--- start of Dataset records ---

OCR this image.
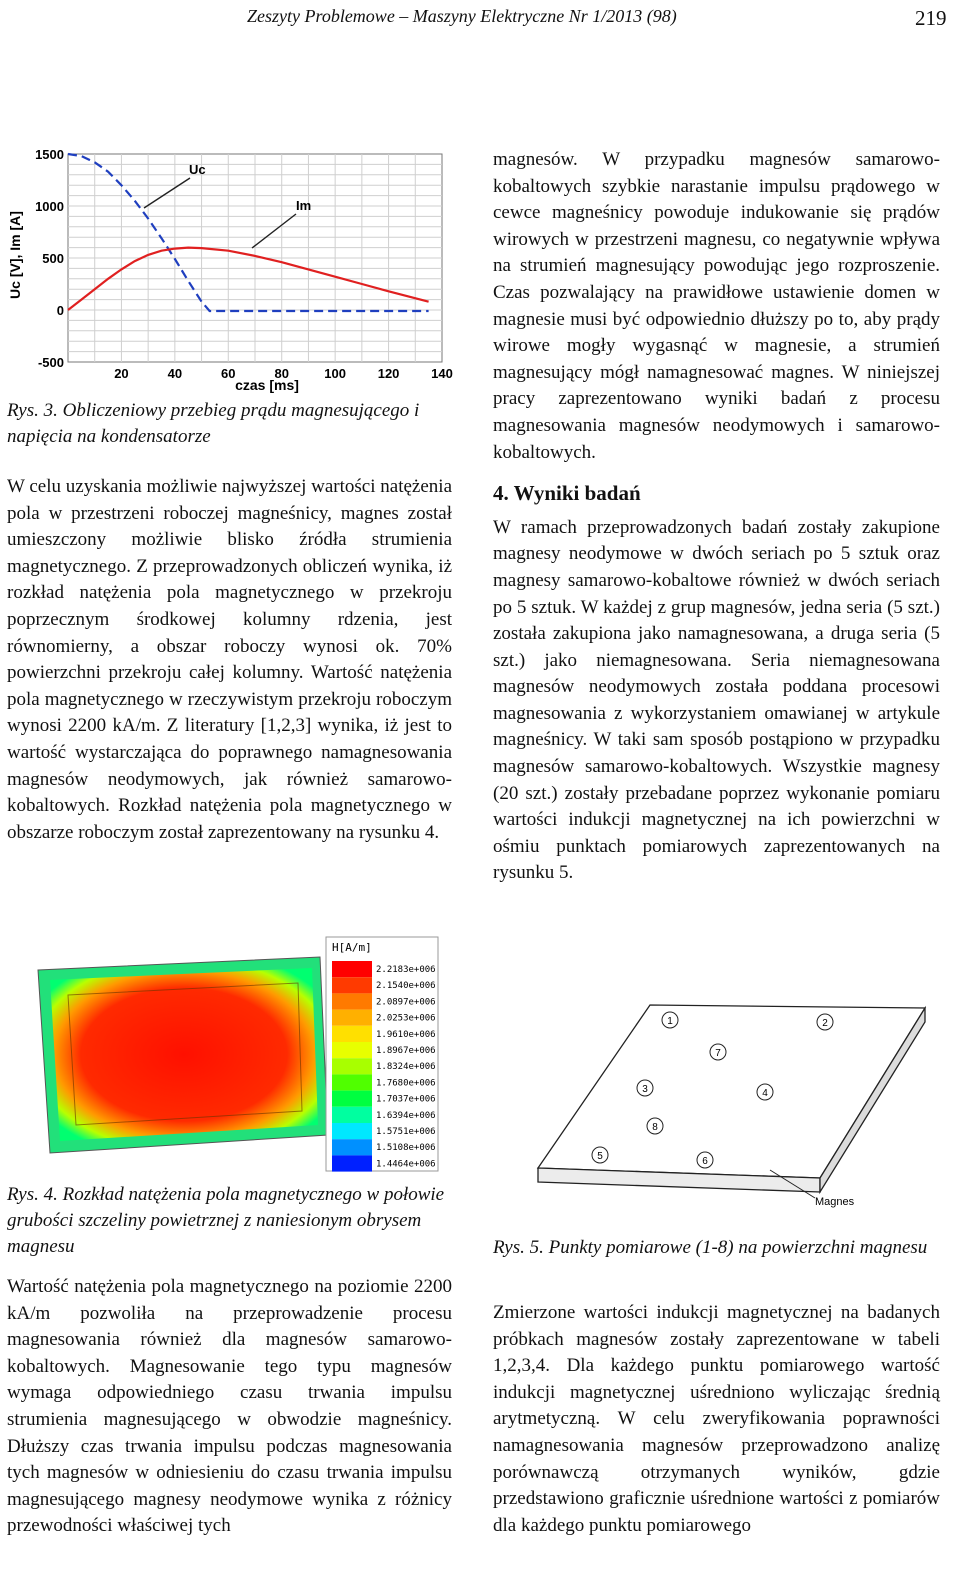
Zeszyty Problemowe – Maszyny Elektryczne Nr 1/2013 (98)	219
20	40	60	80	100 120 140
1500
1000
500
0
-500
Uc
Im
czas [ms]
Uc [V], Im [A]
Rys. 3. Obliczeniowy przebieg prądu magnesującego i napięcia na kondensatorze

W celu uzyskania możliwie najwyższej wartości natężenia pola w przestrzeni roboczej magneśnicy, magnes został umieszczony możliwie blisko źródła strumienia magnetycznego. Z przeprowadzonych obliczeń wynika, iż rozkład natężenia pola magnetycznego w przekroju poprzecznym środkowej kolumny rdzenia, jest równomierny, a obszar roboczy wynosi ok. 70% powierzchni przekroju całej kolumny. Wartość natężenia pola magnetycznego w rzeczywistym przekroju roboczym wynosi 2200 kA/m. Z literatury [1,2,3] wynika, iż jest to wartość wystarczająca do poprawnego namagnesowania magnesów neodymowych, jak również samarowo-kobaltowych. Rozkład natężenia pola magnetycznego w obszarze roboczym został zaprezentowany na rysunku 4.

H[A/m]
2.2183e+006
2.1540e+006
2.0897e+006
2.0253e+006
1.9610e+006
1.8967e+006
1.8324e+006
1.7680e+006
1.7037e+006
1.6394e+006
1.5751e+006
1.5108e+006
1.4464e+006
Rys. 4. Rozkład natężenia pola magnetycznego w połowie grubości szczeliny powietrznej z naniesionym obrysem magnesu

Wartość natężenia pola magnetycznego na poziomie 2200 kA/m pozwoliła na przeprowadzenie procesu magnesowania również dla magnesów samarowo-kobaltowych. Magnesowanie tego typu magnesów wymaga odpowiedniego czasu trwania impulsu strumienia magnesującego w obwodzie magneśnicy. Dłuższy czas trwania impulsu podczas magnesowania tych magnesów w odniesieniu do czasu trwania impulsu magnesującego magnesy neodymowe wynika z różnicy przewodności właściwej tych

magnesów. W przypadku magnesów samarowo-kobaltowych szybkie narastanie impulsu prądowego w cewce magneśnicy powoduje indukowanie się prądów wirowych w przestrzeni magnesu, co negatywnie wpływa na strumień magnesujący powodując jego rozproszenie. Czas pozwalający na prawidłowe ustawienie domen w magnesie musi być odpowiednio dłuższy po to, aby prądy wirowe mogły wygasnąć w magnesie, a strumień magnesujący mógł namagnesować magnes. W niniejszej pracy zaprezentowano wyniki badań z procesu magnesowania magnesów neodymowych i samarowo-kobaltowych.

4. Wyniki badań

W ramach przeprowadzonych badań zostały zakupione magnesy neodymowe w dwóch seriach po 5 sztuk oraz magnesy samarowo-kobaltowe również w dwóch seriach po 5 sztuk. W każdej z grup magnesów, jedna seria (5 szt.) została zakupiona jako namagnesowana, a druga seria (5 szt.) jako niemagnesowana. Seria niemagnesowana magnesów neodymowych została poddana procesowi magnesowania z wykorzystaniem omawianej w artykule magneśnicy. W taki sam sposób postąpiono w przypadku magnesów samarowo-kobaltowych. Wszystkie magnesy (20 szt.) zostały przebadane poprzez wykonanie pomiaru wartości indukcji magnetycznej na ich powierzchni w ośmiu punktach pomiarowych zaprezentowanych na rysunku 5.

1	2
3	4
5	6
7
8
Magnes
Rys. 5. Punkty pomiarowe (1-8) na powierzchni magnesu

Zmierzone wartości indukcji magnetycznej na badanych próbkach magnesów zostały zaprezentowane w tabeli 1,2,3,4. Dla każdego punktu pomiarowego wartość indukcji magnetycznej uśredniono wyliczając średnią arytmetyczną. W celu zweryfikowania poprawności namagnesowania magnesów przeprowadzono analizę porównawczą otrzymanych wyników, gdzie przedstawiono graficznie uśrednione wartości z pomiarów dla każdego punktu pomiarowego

--- end of Dataset records ---
--- start of Dataset records ---

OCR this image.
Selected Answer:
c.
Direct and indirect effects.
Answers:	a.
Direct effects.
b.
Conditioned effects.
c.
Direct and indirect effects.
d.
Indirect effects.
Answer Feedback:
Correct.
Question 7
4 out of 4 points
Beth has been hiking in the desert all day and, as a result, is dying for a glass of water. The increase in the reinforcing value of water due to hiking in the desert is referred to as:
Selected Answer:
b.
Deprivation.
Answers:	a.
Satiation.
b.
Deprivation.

--- end of Dataset records ---
--- start of Dataset records ---

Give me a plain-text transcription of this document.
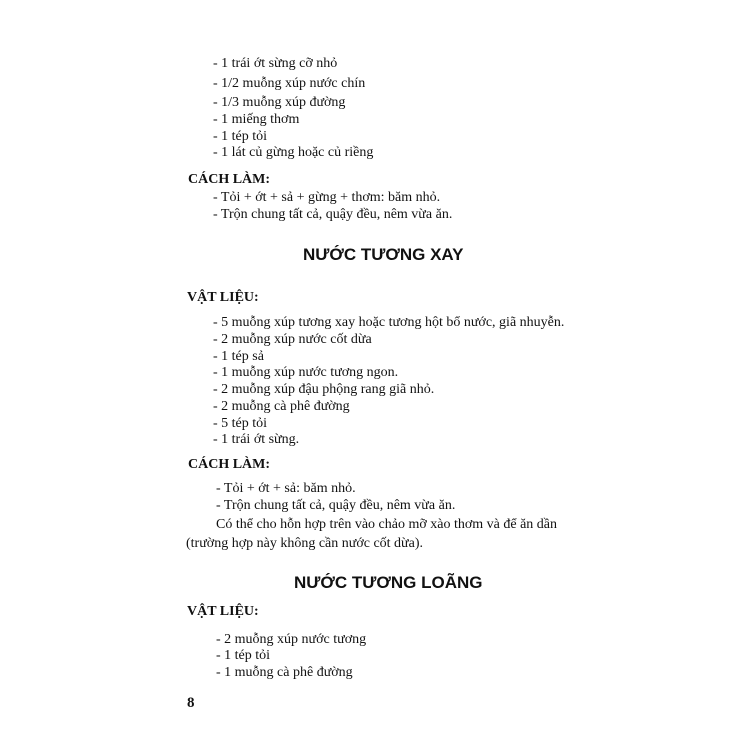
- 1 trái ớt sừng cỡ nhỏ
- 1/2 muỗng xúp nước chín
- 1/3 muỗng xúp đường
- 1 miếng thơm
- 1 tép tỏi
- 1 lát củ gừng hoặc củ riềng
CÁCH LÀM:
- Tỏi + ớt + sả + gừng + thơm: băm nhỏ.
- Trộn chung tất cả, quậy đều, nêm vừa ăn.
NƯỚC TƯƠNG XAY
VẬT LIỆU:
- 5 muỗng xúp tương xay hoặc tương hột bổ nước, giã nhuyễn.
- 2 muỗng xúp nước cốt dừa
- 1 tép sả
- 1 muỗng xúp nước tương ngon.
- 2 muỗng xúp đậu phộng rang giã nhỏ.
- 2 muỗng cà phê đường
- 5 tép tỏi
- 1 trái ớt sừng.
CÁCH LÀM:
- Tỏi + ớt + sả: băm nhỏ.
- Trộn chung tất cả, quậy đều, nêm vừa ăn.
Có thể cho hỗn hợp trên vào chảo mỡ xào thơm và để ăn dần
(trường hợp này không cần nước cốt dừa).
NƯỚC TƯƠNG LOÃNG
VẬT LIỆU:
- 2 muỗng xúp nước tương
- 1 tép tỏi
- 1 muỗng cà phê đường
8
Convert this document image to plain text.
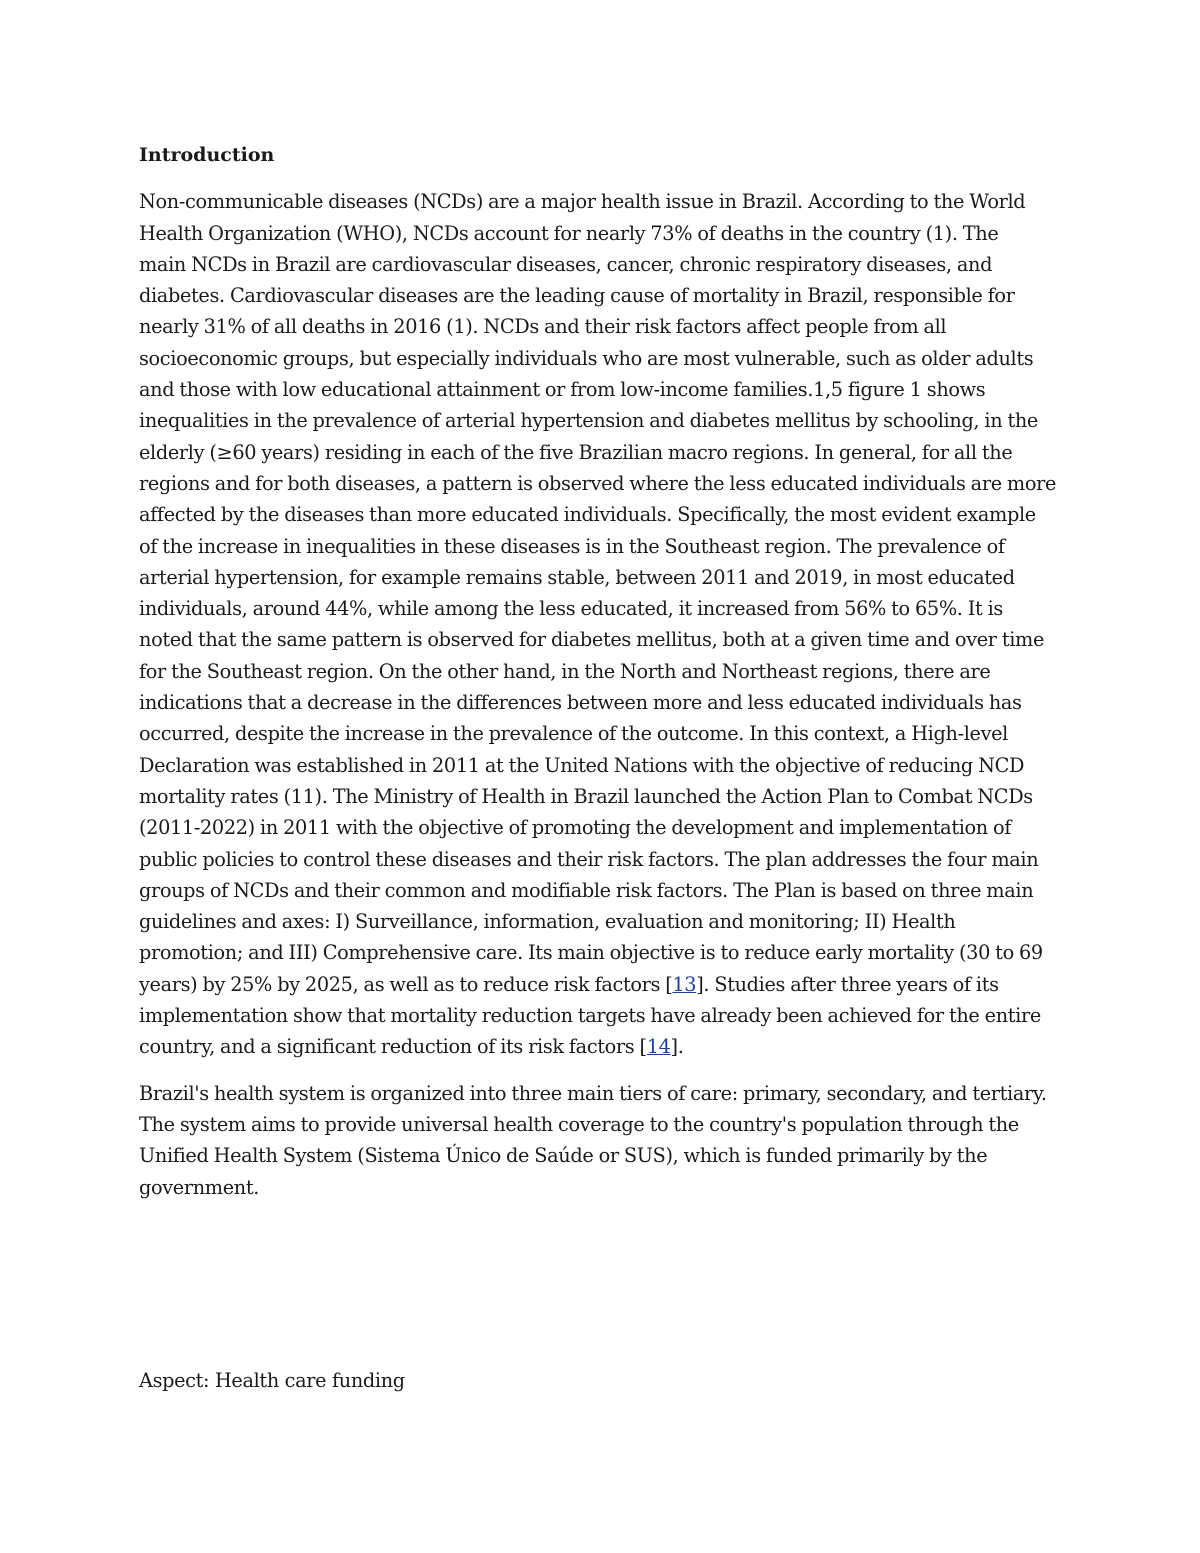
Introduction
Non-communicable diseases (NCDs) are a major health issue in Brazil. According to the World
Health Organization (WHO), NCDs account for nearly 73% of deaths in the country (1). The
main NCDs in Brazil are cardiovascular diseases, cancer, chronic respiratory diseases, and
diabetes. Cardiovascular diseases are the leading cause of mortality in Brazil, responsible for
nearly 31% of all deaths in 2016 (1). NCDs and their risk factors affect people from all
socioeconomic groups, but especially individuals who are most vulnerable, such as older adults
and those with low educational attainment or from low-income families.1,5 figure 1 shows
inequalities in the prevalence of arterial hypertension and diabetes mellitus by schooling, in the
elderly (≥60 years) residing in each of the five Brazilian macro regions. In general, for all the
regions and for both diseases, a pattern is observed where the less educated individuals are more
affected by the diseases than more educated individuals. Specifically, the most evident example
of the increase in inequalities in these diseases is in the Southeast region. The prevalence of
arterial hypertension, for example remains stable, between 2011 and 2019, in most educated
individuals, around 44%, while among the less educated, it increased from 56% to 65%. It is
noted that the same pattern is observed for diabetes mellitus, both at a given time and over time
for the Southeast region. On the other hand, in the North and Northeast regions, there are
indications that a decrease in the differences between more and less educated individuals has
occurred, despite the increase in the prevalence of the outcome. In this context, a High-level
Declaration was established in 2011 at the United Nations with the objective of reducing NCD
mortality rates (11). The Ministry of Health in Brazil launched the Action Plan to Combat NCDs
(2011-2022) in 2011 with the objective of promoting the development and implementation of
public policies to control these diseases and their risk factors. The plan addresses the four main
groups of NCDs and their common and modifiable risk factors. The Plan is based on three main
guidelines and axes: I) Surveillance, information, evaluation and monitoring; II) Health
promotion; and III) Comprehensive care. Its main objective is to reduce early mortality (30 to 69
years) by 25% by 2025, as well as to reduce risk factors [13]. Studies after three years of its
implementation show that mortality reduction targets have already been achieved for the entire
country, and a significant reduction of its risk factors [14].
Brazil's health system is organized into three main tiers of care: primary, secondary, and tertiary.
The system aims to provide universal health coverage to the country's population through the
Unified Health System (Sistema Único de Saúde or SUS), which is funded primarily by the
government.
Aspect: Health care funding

--- end of Dataset records ---

→ **Exercise instructions**
Copy each line from the records above that includes the string "with".

→ **Task response**
and those with low educational attainment or from low-income families.1,5 figure 1 shows
Declaration was established in 2011 at the United Nations with the objective of reducing NCD
(2011-2022) in 2011 with the objective of promoting the development and implementation of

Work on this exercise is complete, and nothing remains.